→ **Requisito**:
Cite, sem alterar nada, o trecho do texto sobre as vendas de imóveis usados que vai de "Apesar de caírem" até "em 5,79% (2017).".

→ **Bloco de texto**:

★ ★ ★ ★ ★

Apesar de caírem 3,27% em março comparado a fevereiro, as vendas de imóveis usados acumularam crescimento de 25,35% no 1º trimestre deste ano, o melhor resultado desde 2013 no Estado de São Paulo. Em 2014, quando o País entrou em recessão, houve queda de 10,01% nos primeiros três meses daquele ano, seguido de um resultado positivo tímido (+ 2,87%) no primeiro trimestre de 2015. Nos dois anos seguintes, o saldo dos primeiros trimestres ficou negativo em 7,93% (2016) e em 5,79% (2017).
“A recuperação neste ano é expressiva, traz ânimo a vendedores e compradores, não provocou uma explosão de preços, mas precisa ser vista com cautela e avaliada em um contexto de mercado ainda fragilizado pela crise que devastou empregos, arrochou salários e comprimiu o crédito”, afirma José Augusto Viana Neto, presidente do CRECISP, ao avaliar os resultados das pesquisas feitas mensalmente pelo Conselho.

★ ★ ★ ★ ★

→ **Itens de dados armazenados**:
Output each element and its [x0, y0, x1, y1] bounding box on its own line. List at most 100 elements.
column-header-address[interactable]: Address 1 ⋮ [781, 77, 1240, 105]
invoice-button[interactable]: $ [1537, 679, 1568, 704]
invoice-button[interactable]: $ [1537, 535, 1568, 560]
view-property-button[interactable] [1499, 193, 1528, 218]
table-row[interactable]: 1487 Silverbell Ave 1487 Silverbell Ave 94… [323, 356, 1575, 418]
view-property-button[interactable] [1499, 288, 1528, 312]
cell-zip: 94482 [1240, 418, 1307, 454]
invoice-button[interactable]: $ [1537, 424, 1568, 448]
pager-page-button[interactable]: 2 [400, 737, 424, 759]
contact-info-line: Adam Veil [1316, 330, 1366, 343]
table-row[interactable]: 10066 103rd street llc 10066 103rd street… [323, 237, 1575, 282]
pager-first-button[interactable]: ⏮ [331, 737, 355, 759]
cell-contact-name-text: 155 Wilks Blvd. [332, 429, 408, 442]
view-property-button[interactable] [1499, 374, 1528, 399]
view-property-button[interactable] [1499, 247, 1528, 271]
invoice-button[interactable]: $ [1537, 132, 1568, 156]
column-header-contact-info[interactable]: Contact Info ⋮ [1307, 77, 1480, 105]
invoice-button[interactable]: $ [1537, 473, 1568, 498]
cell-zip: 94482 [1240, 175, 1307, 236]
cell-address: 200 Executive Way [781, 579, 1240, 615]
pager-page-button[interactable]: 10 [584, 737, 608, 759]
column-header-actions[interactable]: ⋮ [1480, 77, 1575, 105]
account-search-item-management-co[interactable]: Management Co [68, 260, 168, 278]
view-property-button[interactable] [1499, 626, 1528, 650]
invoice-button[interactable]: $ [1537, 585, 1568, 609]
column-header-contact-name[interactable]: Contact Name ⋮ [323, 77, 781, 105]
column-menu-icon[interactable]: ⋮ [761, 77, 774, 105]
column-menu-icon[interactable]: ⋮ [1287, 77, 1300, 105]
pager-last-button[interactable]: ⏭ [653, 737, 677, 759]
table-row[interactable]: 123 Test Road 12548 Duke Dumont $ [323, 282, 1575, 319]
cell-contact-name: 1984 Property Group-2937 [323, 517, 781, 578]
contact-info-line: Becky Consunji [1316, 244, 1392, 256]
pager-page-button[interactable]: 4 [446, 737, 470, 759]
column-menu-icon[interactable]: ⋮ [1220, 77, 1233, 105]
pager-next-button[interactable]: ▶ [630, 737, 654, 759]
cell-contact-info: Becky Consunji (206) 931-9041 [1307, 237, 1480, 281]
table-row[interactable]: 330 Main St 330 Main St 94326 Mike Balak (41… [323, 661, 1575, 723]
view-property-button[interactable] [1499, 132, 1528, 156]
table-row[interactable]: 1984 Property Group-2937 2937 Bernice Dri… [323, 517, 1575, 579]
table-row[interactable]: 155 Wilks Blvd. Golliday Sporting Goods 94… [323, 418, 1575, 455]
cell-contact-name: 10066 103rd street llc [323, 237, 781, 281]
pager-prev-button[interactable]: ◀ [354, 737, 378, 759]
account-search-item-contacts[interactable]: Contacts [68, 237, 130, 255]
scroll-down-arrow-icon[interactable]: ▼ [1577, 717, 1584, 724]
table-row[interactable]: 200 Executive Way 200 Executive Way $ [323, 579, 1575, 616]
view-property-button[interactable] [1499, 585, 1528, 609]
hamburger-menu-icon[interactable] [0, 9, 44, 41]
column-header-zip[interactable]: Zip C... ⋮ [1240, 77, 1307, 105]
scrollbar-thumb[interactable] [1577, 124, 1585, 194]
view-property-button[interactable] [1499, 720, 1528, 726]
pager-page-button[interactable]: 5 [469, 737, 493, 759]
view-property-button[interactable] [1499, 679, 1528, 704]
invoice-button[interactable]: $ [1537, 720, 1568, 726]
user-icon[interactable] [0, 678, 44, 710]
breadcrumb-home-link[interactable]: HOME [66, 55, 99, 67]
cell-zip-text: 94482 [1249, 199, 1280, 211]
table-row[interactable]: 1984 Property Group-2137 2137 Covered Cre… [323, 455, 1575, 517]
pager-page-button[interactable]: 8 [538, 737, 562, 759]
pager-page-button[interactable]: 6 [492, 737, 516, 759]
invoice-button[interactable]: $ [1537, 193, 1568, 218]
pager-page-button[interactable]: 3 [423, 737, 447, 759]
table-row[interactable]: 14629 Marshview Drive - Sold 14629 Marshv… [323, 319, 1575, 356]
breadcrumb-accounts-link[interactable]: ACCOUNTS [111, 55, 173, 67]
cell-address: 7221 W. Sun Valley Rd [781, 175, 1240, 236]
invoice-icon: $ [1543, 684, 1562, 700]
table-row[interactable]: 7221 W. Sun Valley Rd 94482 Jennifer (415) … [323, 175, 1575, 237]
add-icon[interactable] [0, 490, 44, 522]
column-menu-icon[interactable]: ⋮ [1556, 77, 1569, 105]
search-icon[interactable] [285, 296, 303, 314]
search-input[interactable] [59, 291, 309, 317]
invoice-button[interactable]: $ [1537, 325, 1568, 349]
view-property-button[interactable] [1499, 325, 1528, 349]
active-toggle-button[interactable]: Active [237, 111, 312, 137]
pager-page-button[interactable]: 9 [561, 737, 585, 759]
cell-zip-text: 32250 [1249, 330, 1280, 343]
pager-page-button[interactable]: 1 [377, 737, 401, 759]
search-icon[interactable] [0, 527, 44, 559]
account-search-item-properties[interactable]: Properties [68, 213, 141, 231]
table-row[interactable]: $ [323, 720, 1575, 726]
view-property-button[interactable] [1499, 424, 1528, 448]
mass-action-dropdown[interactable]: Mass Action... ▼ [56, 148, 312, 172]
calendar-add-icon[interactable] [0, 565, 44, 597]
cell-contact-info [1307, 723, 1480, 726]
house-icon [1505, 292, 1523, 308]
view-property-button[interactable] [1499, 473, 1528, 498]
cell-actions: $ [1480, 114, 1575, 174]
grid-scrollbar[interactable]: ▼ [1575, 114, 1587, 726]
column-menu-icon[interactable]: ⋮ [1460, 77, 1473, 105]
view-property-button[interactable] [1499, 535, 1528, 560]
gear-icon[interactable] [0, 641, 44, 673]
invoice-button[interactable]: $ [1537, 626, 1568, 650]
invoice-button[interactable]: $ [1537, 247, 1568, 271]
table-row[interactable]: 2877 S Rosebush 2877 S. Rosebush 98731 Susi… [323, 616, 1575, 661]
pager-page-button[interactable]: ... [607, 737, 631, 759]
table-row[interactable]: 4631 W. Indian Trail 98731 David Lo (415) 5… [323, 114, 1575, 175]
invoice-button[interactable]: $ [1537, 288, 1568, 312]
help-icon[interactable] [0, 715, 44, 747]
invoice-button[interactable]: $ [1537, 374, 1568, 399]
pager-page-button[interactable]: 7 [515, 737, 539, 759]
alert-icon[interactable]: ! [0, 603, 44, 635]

★ ★ ★ ★ ★

→ **Resposta à tarefa**:
Apesar de caírem 3,27% em março comparado a fevereiro, as vendas de imóveis usados acumularam crescimento de 25,35% no 1º trimestre deste ano, o melhor resultado desde 2013 no Estado de São Paulo. Em 2014, quando o País entrou em recessão, houve queda de 10,01% nos primeiros três meses daquele ano, seguido de um resultado positivo tímido (+ 2,87%) no primeiro trimestre de 2015. Nos dois anos seguintes, o saldo dos primeiros trimestres ficou negativo em 7,93% (2016) e em 5,79% (2017).